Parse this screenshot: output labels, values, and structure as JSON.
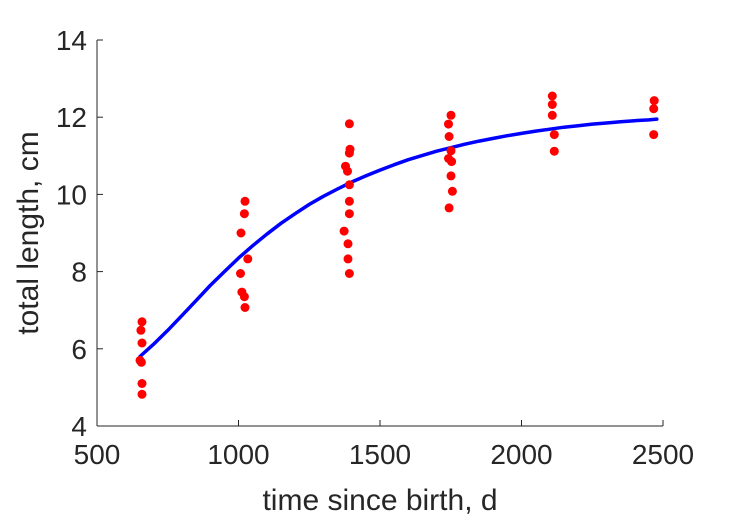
{
  "chart_data": {
    "type": "scatter",
    "title": "",
    "xlabel": "time since birth, d",
    "ylabel": "total length, cm",
    "xlim": [
      500,
      2500
    ],
    "ylim": [
      4,
      14
    ],
    "xticks": [
      500,
      1000,
      1500,
      2000,
      2500
    ],
    "yticks": [
      4,
      6,
      8,
      10,
      12,
      14
    ],
    "xtick_labels": [
      "500",
      "1000",
      "1500",
      "2000",
      "2500"
    ],
    "ytick_labels": [
      "4",
      "6",
      "8",
      "10",
      "12",
      "14"
    ],
    "grid": false,
    "legend": "none",
    "series": [
      {
        "kind": "scatter",
        "color": "#ff0000",
        "points": [
          [
            659,
            6.7
          ],
          [
            655,
            6.48
          ],
          [
            659,
            6.15
          ],
          [
            652,
            5.7
          ],
          [
            657,
            5.65
          ],
          [
            659,
            5.1
          ],
          [
            659,
            4.82
          ],
          [
            1023,
            9.82
          ],
          [
            1021,
            9.5
          ],
          [
            1009,
            9.0
          ],
          [
            1033,
            8.33
          ],
          [
            1007,
            7.95
          ],
          [
            1012,
            7.47
          ],
          [
            1021,
            7.35
          ],
          [
            1023,
            7.07
          ],
          [
            1392,
            11.83
          ],
          [
            1394,
            11.17
          ],
          [
            1392,
            11.07
          ],
          [
            1378,
            10.73
          ],
          [
            1385,
            10.6
          ],
          [
            1392,
            10.25
          ],
          [
            1392,
            9.82
          ],
          [
            1392,
            9.5
          ],
          [
            1373,
            9.05
          ],
          [
            1387,
            8.72
          ],
          [
            1387,
            8.33
          ],
          [
            1392,
            7.95
          ],
          [
            1751,
            12.05
          ],
          [
            1742,
            11.82
          ],
          [
            1744,
            11.5
          ],
          [
            1751,
            11.13
          ],
          [
            1742,
            10.93
          ],
          [
            1753,
            10.85
          ],
          [
            1751,
            10.48
          ],
          [
            1756,
            10.08
          ],
          [
            1744,
            9.65
          ],
          [
            2109,
            12.55
          ],
          [
            2109,
            12.33
          ],
          [
            2109,
            12.05
          ],
          [
            2116,
            11.55
          ],
          [
            2116,
            11.12
          ],
          [
            2469,
            12.43
          ],
          [
            2467,
            12.22
          ],
          [
            2467,
            11.55
          ]
        ]
      },
      {
        "kind": "line",
        "color": "#0000ff",
        "points": [
          [
            652,
            5.8
          ],
          [
            700,
            6.12
          ],
          [
            750,
            6.48
          ],
          [
            800,
            6.86
          ],
          [
            850,
            7.25
          ],
          [
            900,
            7.64
          ],
          [
            950,
            8.0
          ],
          [
            1000,
            8.35
          ],
          [
            1050,
            8.67
          ],
          [
            1100,
            8.97
          ],
          [
            1150,
            9.25
          ],
          [
            1200,
            9.5
          ],
          [
            1250,
            9.74
          ],
          [
            1300,
            9.95
          ],
          [
            1350,
            10.14
          ],
          [
            1400,
            10.32
          ],
          [
            1450,
            10.48
          ],
          [
            1500,
            10.63
          ],
          [
            1550,
            10.77
          ],
          [
            1600,
            10.9
          ],
          [
            1650,
            11.01
          ],
          [
            1700,
            11.12
          ],
          [
            1750,
            11.21
          ],
          [
            1800,
            11.3
          ],
          [
            1850,
            11.38
          ],
          [
            1900,
            11.45
          ],
          [
            1950,
            11.52
          ],
          [
            2000,
            11.58
          ],
          [
            2050,
            11.64
          ],
          [
            2100,
            11.69
          ],
          [
            2150,
            11.74
          ],
          [
            2200,
            11.78
          ],
          [
            2250,
            11.82
          ],
          [
            2300,
            11.85
          ],
          [
            2350,
            11.88
          ],
          [
            2400,
            11.91
          ],
          [
            2450,
            11.93
          ],
          [
            2478,
            11.95
          ]
        ]
      }
    ]
  }
}
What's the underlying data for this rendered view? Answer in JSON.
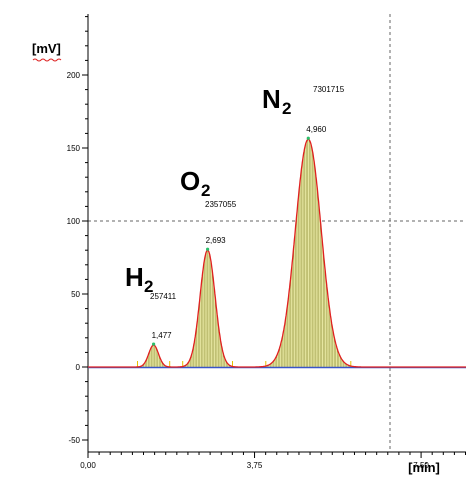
{
  "chart_data": {
    "type": "line",
    "xlabel": "[min]",
    "ylabel": "[mV]",
    "xlim": [
      -0.4,
      8.9
    ],
    "ylim": [
      -50,
      240
    ],
    "x_ticks": [
      {
        "value": 0.0,
        "label": "0,00"
      },
      {
        "value": 3.75,
        "label": "3,75"
      },
      {
        "value": 7.5,
        "label": "7,50"
      }
    ],
    "y_ticks": [
      {
        "value": -50,
        "label": "-50"
      },
      {
        "value": 0,
        "label": "0"
      },
      {
        "value": 50,
        "label": "50"
      },
      {
        "value": 100,
        "label": "100"
      },
      {
        "value": 150,
        "label": "150"
      },
      {
        "value": 200,
        "label": "200"
      }
    ],
    "reference_lines": {
      "x": 6.8,
      "y": 100
    },
    "colors": {
      "signal": "#e02020",
      "baseline": "#3a55c8",
      "fill": "#e6e6a0",
      "hatch": "#6b6b10",
      "ref_line": "#666666"
    },
    "peaks": [
      {
        "name": "H",
        "subscript": "2",
        "retention_time": 1.477,
        "rt_label": "1,477",
        "area": "257411",
        "height": 15,
        "sigma": 0.11
      },
      {
        "name": "O",
        "subscript": "2",
        "retention_time": 2.693,
        "rt_label": "2,693",
        "area": "2357055",
        "height": 80,
        "sigma": 0.17
      },
      {
        "name": "N",
        "subscript": "2",
        "retention_time": 4.96,
        "rt_label": "4,960",
        "area": "7301715",
        "height": 156,
        "sigma": 0.29
      }
    ]
  }
}
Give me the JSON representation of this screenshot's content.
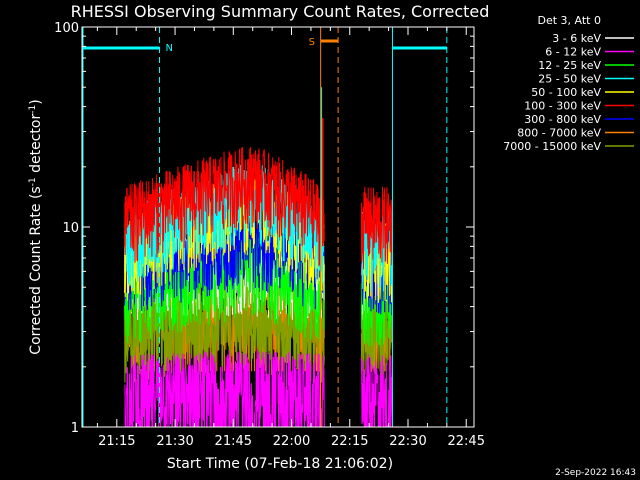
{
  "chart_data": {
    "type": "line",
    "title": "RHESSI Observing Summary Count Rates, Corrected",
    "xlabel": "Start Time (07-Feb-18 21:06:02)",
    "ylabel": "Corrected Count Rate (s",
    "ylabel_sup1": "-1",
    "ylabel_mid": " detector",
    "ylabel_sup2": "-1",
    "ylabel_end": ")",
    "y_scale": "log",
    "ylim": [
      1,
      100
    ],
    "xlim": [
      "21:06:02",
      "22:47:00"
    ],
    "x_ticks": [
      "21:15",
      "21:30",
      "21:45",
      "22:00",
      "22:15",
      "22:30",
      "22:45"
    ],
    "y_ticks": [
      "1",
      "10",
      "100"
    ],
    "legend_header": "Det 3, Att 0",
    "date_stamp": "2-Sep-2022 16:43",
    "annotations": [
      {
        "label": "N",
        "color": "#00ffff",
        "from": "21:06:02",
        "to": "21:26:00"
      },
      {
        "label": "S",
        "color": "#ff8000",
        "from": "22:07:30",
        "to": "22:12:00"
      }
    ],
    "data_gaps": [
      [
        "22:08:30",
        "22:18:00"
      ],
      [
        "22:26:00",
        "22:40:00"
      ]
    ],
    "series": [
      {
        "name": "3 - 6 keV",
        "color": "#ffffff",
        "level": [
          6.2,
          6.4,
          6.0
        ]
      },
      {
        "name": "6 - 12 keV",
        "color": "#ff00ff",
        "level": [
          1.6,
          1.7,
          1.6
        ]
      },
      {
        "name": "12 - 25 keV",
        "color": "#00ff00",
        "level": [
          4.5,
          6.5,
          4.5
        ]
      },
      {
        "name": "25 - 50 keV",
        "color": "#00ffff",
        "level": [
          8.5,
          15,
          8.5
        ]
      },
      {
        "name": "50 - 100 keV",
        "color": "#ffff00",
        "level": [
          7.5,
          13,
          7.5
        ]
      },
      {
        "name": "100 - 300 keV",
        "color": "#ff0000",
        "level": [
          11,
          18,
          11
        ]
      },
      {
        "name": "300 - 800 keV",
        "color": "#0000ff",
        "level": [
          6.5,
          9,
          6.5
        ]
      },
      {
        "name": "800 - 7000 keV",
        "color": "#ff8000",
        "level": [
          3.6,
          4.2,
          3.6
        ]
      },
      {
        "name": "7000 - 15000 keV",
        "color": "#80a000",
        "level": [
          3.0,
          3.4,
          3.0
        ]
      }
    ]
  }
}
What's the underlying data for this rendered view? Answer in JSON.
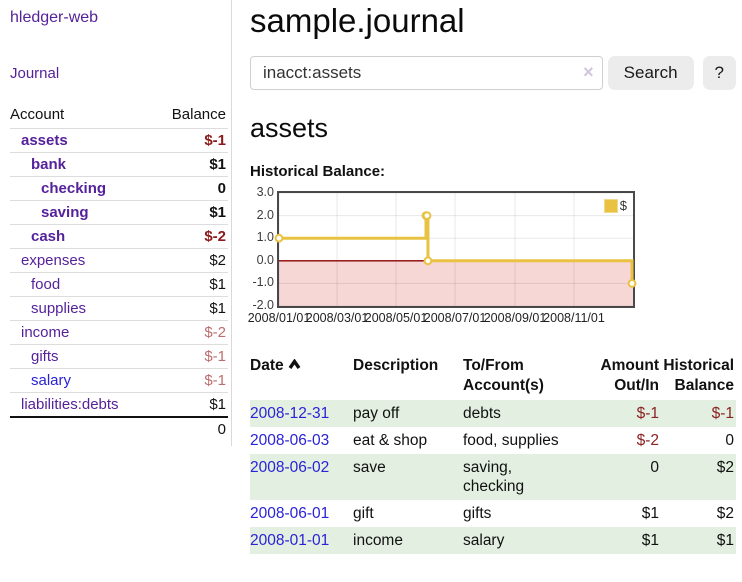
{
  "colors": {
    "link_purple": "#55229b",
    "link_blue": "#2a22d6",
    "negative_strong": "#8b1a1a",
    "negative_muted": "#bc6e6e",
    "negative_table": "#8b2222",
    "row_green": "#e3f0e1",
    "series_gold": "#e8c240"
  },
  "sidebar": {
    "brand": "hledger-web",
    "journal_link": "Journal",
    "accounts_table": {
      "headers": {
        "account": "Account",
        "balance": "Balance"
      },
      "accounts": [
        {
          "label": "assets",
          "depth": 0,
          "bold": true,
          "balance": "$-1",
          "negative": "strong",
          "link": "purple"
        },
        {
          "label": "bank",
          "depth": 1,
          "bold": true,
          "balance": "$1",
          "negative": "none",
          "link": "purple"
        },
        {
          "label": "checking",
          "depth": 2,
          "bold": true,
          "balance": "0",
          "negative": "none",
          "link": "purple"
        },
        {
          "label": "saving",
          "depth": 2,
          "bold": true,
          "balance": "$1",
          "negative": "none",
          "link": "purple"
        },
        {
          "label": "cash",
          "depth": 1,
          "bold": true,
          "balance": "$-2",
          "negative": "strong",
          "link": "purple"
        },
        {
          "label": "expenses",
          "depth": 0,
          "bold": false,
          "balance": "$2",
          "negative": "none",
          "link": "purple"
        },
        {
          "label": "food",
          "depth": 1,
          "bold": false,
          "balance": "$1",
          "negative": "none",
          "link": "purple"
        },
        {
          "label": "supplies",
          "depth": 1,
          "bold": false,
          "balance": "$1",
          "negative": "none",
          "link": "purple"
        },
        {
          "label": "income",
          "depth": 0,
          "bold": false,
          "balance": "$-2",
          "negative": "muted",
          "link": "purple"
        },
        {
          "label": "gifts",
          "depth": 1,
          "bold": false,
          "balance": "$-1",
          "negative": "muted",
          "link": "purple"
        },
        {
          "label": "salary",
          "depth": 1,
          "bold": false,
          "balance": "$-1",
          "negative": "muted",
          "link": "blue"
        },
        {
          "label": "liabilities:debts",
          "depth": 0,
          "bold": false,
          "balance": "$1",
          "negative": "none",
          "link": "purple"
        }
      ],
      "total": "0"
    }
  },
  "header": {
    "title": "sample.journal"
  },
  "search": {
    "query": "inacct:assets",
    "clear_icon": "×",
    "search_label": "Search",
    "help_label": "?"
  },
  "main": {
    "account_heading": "assets",
    "chart_label": "Historical Balance:",
    "table": {
      "headers": [
        "Date",
        "Description",
        "To/From Account(s)",
        "Amount Out/In",
        "Historical Balance"
      ],
      "rows": [
        {
          "date": "2008-12-31",
          "description": "pay off",
          "accounts": "debts",
          "amount": "$-1",
          "amount_negative": true,
          "balance": "$-1",
          "balance_negative": true
        },
        {
          "date": "2008-06-03",
          "description": "eat & shop",
          "accounts": "food, supplies",
          "amount": "$-2",
          "amount_negative": true,
          "balance": "0",
          "balance_negative": false
        },
        {
          "date": "2008-06-02",
          "description": "save",
          "accounts": "saving, checking",
          "amount": "0",
          "amount_negative": false,
          "balance": "$2",
          "balance_negative": false
        },
        {
          "date": "2008-06-01",
          "description": "gift",
          "accounts": "gifts",
          "amount": "$1",
          "amount_negative": false,
          "balance": "$2",
          "balance_negative": false
        },
        {
          "date": "2008-01-01",
          "description": "income",
          "accounts": "salary",
          "amount": "$1",
          "amount_negative": false,
          "balance": "$1",
          "balance_negative": false
        }
      ]
    }
  },
  "chart_data": {
    "type": "line",
    "title": "Historical Balance:",
    "series": [
      {
        "name": "$",
        "color": "#e8c240",
        "steps": true,
        "points": [
          [
            "2008-01-01",
            1
          ],
          [
            "2008-06-01",
            2
          ],
          [
            "2008-06-02",
            2
          ],
          [
            "2008-06-03",
            0
          ],
          [
            "2008-12-31",
            -1
          ]
        ]
      }
    ],
    "xlim": [
      "2008-01-01",
      "2009-01-01"
    ],
    "ylim": [
      -2,
      3
    ],
    "ytick_values": [
      3,
      2,
      1,
      0,
      -1,
      -2
    ],
    "yticks": [
      "3.0",
      "2.0",
      "1.0",
      "0.0",
      "-1.0",
      "-2.0"
    ],
    "xticks": [
      {
        "label": "2008/01/01",
        "date": "2008-01-01"
      },
      {
        "label": "2008/03/01",
        "date": "2008-03-01"
      },
      {
        "label": "2008/05/01",
        "date": "2008-05-01"
      },
      {
        "label": "2008/07/01",
        "date": "2008-07-01"
      },
      {
        "label": "2008/09/01",
        "date": "2008-09-01"
      },
      {
        "label": "2008/11/01",
        "date": "2008-11-01"
      }
    ],
    "grid": true,
    "legend": {
      "label": "$",
      "position": "top-right"
    },
    "markings": {
      "negative_region_color": "#f7d6d6",
      "zero_line_color": "#8b0000"
    }
  }
}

________

▸ **Instructions for the task**: Make a copy of each line that contains the string "area".

▸ **Result of this exercise**:
        "area": "257411",
        "area": "2357055",
        "area": "7301715",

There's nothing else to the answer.